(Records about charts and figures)

───

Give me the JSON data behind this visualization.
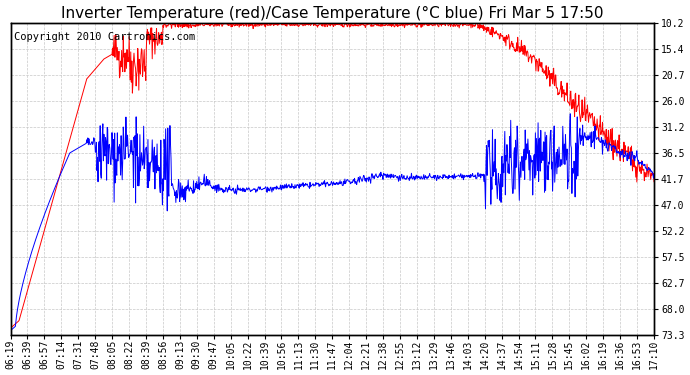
{
  "title": "Inverter Temperature (red)/Case Temperature (°C blue) Fri Mar 5 17:50",
  "copyright": "Copyright 2010 Cartronics.com",
  "ylabel_right": [
    "73.3",
    "68.0",
    "62.7",
    "57.5",
    "52.2",
    "47.0",
    "41.7",
    "36.5",
    "31.2",
    "26.0",
    "20.7",
    "15.4",
    "10.2"
  ],
  "ylim": [
    10.2,
    73.3
  ],
  "yticks": [
    10.2,
    15.4,
    20.7,
    26.0,
    31.2,
    36.5,
    41.7,
    47.0,
    52.2,
    57.5,
    62.7,
    68.0,
    73.3
  ],
  "xtick_labels": [
    "06:19",
    "06:39",
    "06:57",
    "07:14",
    "07:31",
    "07:48",
    "08:05",
    "08:22",
    "08:39",
    "08:56",
    "09:13",
    "09:30",
    "09:47",
    "10:05",
    "10:22",
    "10:39",
    "10:56",
    "11:13",
    "11:30",
    "11:47",
    "12:04",
    "12:21",
    "12:38",
    "12:55",
    "13:12",
    "13:29",
    "13:46",
    "14:03",
    "14:20",
    "14:37",
    "14:54",
    "15:11",
    "15:28",
    "15:45",
    "16:02",
    "16:19",
    "16:36",
    "16:53",
    "17:10"
  ],
  "bg_color": "#ffffff",
  "plot_bg_color": "#ffffff",
  "grid_color": "#c8c8c8",
  "red_color": "#ff0000",
  "blue_color": "#0000ff",
  "title_fontsize": 11,
  "tick_fontsize": 7,
  "copyright_fontsize": 7.5
}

───

_GOAL:_ Look through the entries above and list every line containing "ffffff".

_THE SOLUTION:_
  "bg_color": "#ffffff",
  "plot_bg_color": "#ffffff",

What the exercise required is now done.